> _Goal of the exercise_
Every line below must be reproduced exactly. Copy them all.

> _Source material_
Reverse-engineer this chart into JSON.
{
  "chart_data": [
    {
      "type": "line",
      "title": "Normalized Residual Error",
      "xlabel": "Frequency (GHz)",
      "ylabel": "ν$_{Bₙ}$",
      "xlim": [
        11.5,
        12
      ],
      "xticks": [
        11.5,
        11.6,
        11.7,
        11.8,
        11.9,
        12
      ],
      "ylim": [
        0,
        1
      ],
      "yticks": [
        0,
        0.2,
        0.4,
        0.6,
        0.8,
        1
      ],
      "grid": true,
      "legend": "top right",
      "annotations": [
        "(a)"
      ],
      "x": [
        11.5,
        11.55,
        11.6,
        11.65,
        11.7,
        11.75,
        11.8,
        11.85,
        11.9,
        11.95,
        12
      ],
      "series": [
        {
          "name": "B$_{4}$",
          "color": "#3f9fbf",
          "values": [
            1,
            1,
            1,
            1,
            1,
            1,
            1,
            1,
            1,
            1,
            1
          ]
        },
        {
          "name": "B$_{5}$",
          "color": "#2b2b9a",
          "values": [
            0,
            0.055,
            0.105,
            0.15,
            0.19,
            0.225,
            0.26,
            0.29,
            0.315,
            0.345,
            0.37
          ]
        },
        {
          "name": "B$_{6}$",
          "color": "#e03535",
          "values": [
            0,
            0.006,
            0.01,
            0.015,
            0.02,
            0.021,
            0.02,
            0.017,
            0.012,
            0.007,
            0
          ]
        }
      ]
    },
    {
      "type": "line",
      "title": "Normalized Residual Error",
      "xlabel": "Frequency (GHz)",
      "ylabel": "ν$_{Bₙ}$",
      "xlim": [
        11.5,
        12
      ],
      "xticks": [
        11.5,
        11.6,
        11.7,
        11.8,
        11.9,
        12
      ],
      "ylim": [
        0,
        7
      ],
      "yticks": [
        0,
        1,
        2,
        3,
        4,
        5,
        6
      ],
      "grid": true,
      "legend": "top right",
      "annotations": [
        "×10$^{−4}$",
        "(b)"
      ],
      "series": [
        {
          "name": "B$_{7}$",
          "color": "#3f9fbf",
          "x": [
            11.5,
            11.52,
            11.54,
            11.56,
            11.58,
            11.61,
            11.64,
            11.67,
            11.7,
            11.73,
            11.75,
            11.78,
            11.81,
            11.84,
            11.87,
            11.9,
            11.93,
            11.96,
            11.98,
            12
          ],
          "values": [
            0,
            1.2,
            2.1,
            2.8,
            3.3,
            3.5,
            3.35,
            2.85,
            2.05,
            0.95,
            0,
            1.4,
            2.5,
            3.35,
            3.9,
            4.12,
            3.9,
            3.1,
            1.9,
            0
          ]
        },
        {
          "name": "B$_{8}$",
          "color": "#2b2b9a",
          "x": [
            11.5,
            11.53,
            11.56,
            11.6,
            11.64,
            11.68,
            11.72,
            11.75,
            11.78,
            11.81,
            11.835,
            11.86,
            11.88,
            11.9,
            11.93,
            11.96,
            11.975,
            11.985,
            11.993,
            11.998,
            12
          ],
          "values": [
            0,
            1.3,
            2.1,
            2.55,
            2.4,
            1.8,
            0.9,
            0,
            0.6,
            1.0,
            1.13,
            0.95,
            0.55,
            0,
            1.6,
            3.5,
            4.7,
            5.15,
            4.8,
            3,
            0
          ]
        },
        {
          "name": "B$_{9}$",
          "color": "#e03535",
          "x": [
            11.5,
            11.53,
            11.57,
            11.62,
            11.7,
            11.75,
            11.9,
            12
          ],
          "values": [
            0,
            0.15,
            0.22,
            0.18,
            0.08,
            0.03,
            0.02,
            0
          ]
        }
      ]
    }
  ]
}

> _Correct result_
Reverse-engineer this chart into JSON.
{
  "chart_data": [
    {
      "type": "line",
      "title": "Normalized Residual Error",
      "xlabel": "Frequency (GHz)",
      "ylabel": "ν$_{Bₙ}$",
      "xlim": [
        11.5,
        12
      ],
      "xticks": [
        11.5,
        11.6,
        11.7,
        11.8,
        11.9,
        12
      ],
      "ylim": [
        0,
        1
      ],
      "yticks": [
        0,
        0.2,
        0.4,
        0.6,
        0.8,
        1
      ],
      "grid": true,
      "legend": "top right",
      "annotations": [
        "(a)"
      ],
      "x": [
        11.5,
        11.55,
        11.6,
        11.65,
        11.7,
        11.75,
        11.8,
        11.85,
        11.9,
        11.95,
        12
      ],
      "series": [
        {
          "name": "B$_{4}$",
          "color": "#3f9fbf",
          "values": [
            1,
            1,
            1,
            1,
            1,
            1,
            1,
            1,
            1,
            1,
            1
          ]
        },
        {
          "name": "B$_{5}$",
          "color": "#2b2b9a",
          "values": [
            0,
            0.055,
            0.105,
            0.15,
            0.19,
            0.225,
            0.26,
            0.29,
            0.315,
            0.345,
            0.37
          ]
        },
        {
          "name": "B$_{6}$",
          "color": "#e03535",
          "values": [
            0,
            0.006,
            0.01,
            0.015,
            0.02,
            0.021,
            0.02,
            0.017,
            0.012,
            0.007,
            0
          ]
        }
      ]
    },
    {
      "type": "line",
      "title": "Normalized Residual Error",
      "xlabel": "Frequency (GHz)",
      "ylabel": "ν$_{Bₙ}$",
      "xlim": [
        11.5,
        12
      ],
      "xticks": [
        11.5,
        11.6,
        11.7,
        11.8,
        11.9,
        12
      ],
      "ylim": [
        0,
        7
      ],
      "yticks": [
        0,
        1,
        2,
        3,
        4,
        5,
        6
      ],
      "grid": true,
      "legend": "top right",
      "annotations": [
        "×10$^{−4}$",
        "(b)"
      ],
      "series": [
        {
          "name": "B$_{7}$",
          "color": "#3f9fbf",
          "x": [
            11.5,
            11.52,
            11.54,
            11.56,
            11.58,
            11.61,
            11.64,
            11.67,
            11.7,
            11.73,
            11.75,
            11.78,
            11.81,
            11.84,
            11.87,
            11.9,
            11.93,
            11.96,
            11.98,
            12
          ],
          "values": [
            0,
            1.2,
            2.1,
            2.8,
            3.3,
            3.5,
            3.35,
            2.85,
            2.05,
            0.95,
            0,
            1.4,
            2.5,
            3.35,
            3.9,
            4.12,
            3.9,
            3.1,
            1.9,
            0
          ]
        },
        {
          "name": "B$_{8}$",
          "color": "#2b2b9a",
          "x": [
            11.5,
            11.53,
            11.56,
            11.6,
            11.64,
            11.68,
            11.72,
            11.75,
            11.78,
            11.81,
            11.835,
            11.86,
            11.88,
            11.9,
            11.93,
            11.96,
            11.975,
            11.985,
            11.993,
            11.998,
            12
          ],
          "values": [
            0,
            1.3,
            2.1,
            2.55,
            2.4,
            1.8,
            0.9,
            0,
            0.6,
            1.0,
            1.13,
            0.95,
            0.55,
            0,
            1.6,
            3.5,
            4.7,
            5.15,
            4.8,
            3,
            0
          ]
        },
        {
          "name": "B$_{9}$",
          "color": "#e03535",
          "x": [
            11.5,
            11.53,
            11.57,
            11.62,
            11.7,
            11.75,
            11.9,
            12
          ],
          "values": [
            0,
            0.15,
            0.22,
            0.18,
            0.08,
            0.03,
            0.02,
            0
          ]
        }
      ]
    }
  ]
}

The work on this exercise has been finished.